** TASK MATERIAL **
========================================================================
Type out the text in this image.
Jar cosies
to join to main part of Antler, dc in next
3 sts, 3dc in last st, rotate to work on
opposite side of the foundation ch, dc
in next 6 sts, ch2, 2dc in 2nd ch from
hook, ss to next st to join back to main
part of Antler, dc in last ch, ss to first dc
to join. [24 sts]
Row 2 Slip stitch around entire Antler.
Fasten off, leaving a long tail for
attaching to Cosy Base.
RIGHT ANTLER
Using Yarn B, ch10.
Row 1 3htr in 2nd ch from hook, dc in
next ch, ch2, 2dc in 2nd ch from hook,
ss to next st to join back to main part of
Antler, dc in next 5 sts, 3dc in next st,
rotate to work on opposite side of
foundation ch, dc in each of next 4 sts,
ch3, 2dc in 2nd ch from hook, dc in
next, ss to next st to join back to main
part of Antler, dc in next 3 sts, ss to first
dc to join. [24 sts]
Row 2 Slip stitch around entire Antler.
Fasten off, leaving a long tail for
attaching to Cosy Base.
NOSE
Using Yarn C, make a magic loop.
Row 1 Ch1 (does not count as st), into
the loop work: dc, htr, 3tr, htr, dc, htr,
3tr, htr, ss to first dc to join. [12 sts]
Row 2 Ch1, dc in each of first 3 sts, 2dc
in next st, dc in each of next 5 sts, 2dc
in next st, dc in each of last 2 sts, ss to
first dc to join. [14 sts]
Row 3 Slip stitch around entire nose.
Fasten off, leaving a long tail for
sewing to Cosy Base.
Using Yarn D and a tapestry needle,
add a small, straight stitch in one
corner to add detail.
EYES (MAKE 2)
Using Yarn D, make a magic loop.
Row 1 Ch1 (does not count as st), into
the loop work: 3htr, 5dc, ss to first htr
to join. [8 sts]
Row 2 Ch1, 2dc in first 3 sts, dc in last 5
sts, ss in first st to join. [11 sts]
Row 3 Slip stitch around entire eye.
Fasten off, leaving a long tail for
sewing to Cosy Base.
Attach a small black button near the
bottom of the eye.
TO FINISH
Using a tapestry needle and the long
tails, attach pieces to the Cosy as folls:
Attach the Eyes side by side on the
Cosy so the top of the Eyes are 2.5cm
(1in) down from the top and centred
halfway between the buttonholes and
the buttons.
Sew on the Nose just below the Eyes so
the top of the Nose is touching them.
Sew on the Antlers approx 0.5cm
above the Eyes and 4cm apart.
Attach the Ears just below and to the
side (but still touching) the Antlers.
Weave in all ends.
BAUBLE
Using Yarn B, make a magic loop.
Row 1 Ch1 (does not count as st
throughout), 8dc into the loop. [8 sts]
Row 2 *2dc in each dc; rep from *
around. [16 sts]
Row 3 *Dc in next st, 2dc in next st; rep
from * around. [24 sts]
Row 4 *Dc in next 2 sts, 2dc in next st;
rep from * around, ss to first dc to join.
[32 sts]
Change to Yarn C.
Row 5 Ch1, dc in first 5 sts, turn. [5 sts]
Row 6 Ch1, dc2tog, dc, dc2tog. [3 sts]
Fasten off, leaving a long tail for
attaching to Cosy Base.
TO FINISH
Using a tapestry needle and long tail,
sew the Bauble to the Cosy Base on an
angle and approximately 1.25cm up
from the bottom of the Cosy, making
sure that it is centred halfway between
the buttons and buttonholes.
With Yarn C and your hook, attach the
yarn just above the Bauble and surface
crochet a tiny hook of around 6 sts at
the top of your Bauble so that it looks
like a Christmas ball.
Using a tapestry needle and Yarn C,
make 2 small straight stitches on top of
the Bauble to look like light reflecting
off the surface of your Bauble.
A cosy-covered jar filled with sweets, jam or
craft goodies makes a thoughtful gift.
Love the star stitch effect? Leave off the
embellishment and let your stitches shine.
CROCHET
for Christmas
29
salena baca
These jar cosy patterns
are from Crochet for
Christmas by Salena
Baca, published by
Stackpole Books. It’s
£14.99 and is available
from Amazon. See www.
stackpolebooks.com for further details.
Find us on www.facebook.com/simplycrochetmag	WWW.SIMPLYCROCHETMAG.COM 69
========================================================================
** STATED GOAL **
Extract the listing in its entirety, matching it exactly.

** RESULT **
Type out the text in this image.
Jar cosies
to join to main part of Antler, dc in next
3 sts, 3dc in last st, rotate to work on
opposite side of the foundation ch, dc
in next 6 sts, ch2, 2dc in 2nd ch from
hook, ss to next st to join back to main
part of Antler, dc in last ch, ss to first dc
to join. [24 sts]
Row 2 Slip stitch around entire Antler.
Fasten off, leaving a long tail for
attaching to Cosy Base.
RIGHT ANTLER
Using Yarn B, ch10.
Row 1 3htr in 2nd ch from hook, dc in
next ch, ch2, 2dc in 2nd ch from hook,
ss to next st to join back to main part of
Antler, dc in next 5 sts, 3dc in next st,
rotate to work on opposite side of
foundation ch, dc in each of next 4 sts,
ch3, 2dc in 2nd ch from hook, dc in
next, ss to next st to join back to main
part of Antler, dc in next 3 sts, ss to first
dc to join. [24 sts]
Row 2 Slip stitch around entire Antler.
Fasten off, leaving a long tail for
attaching to Cosy Base.
NOSE
Using Yarn C, make a magic loop.
Row 1 Ch1 (does not count as st), into
the loop work: dc, htr, 3tr, htr, dc, htr,
3tr, htr, ss to first dc to join. [12 sts]
Row 2 Ch1, dc in each of first 3 sts, 2dc
in next st, dc in each of next 5 sts, 2dc
in next st, dc in each of last 2 sts, ss to
first dc to join. [14 sts]
Row 3 Slip stitch around entire nose.
Fasten off, leaving a long tail for
sewing to Cosy Base.
Using Yarn D and a tapestry needle,
add a small, straight stitch in one
corner to add detail.
EYES (MAKE 2)
Using Yarn D, make a magic loop.
Row 1 Ch1 (does not count as st), into
the loop work: 3htr, 5dc, ss to first htr
to join. [8 sts]
Row 2 Ch1, 2dc in first 3 sts, dc in last 5
sts, ss in first st to join. [11 sts]
Row 3 Slip stitch around entire eye.
Fasten off, leaving a long tail for
sewing to Cosy Base.
Attach a small black button near the
bottom of the eye.
TO FINISH
Using a tapestry needle and the long
tails, attach pieces to the Cosy as folls:
Attach the Eyes side by side on the
Cosy so the top of the Eyes are 2.5cm
(1in) down from the top and centred
halfway between the buttonholes and
the buttons.
Sew on the Nose just below the Eyes so
the top of the Nose is touching them.
Sew on the Antlers approx 0.5cm
above the Eyes and 4cm apart.
Attach the Ears just below and to the
side (but still touching) the Antlers.
Weave in all ends.
BAUBLE
Using Yarn B, make a magic loop.
Row 1 Ch1 (does not count as st
throughout), 8dc into the loop. [8 sts]
Row 2 *2dc in each dc; rep from *
around. [16 sts]
Row 3 *Dc in next st, 2dc in next st; rep
from * around. [24 sts]
Row 4 *Dc in next 2 sts, 2dc in next st;
rep from * around, ss to first dc to join.
[32 sts]
Change to Yarn C.
Row 5 Ch1, dc in first 5 sts, turn. [5 sts]
Row 6 Ch1, dc2tog, dc, dc2tog. [3 sts]
Fasten off, leaving a long tail for
attaching to Cosy Base.
TO FINISH
Using a tapestry needle and long tail,
sew the Bauble to the Cosy Base on an
angle and approximately 1.25cm up
from the bottom of the Cosy, making
sure that it is centred halfway between
the buttons and buttonholes.
With Yarn C and your hook, attach the
yarn just above the Bauble and surface
crochet a tiny hook of around 6 sts at
the top of your Bauble so that it looks
like a Christmas ball.
Using a tapestry needle and Yarn C,
make 2 small straight stitches on top of
the Bauble to look like light reflecting
off the surface of your Bauble.
A cosy-covered jar filled with sweets, jam or
craft goodies makes a thoughtful gift.
Love the star stitch effect? Leave off the
embellishment and let your stitches shine.
CROCHET
for Christmas
29
salena baca
These jar cosy patterns
are from Crochet for
Christmas by Salena
Baca, published by
Stackpole Books. It’s
£14.99 and is available
from Amazon. See www.
stackpolebooks.com for further details.
Find us on www.facebook.com/simplycrochetmag	WWW.SIMPLYCROCHETMAG.COM 69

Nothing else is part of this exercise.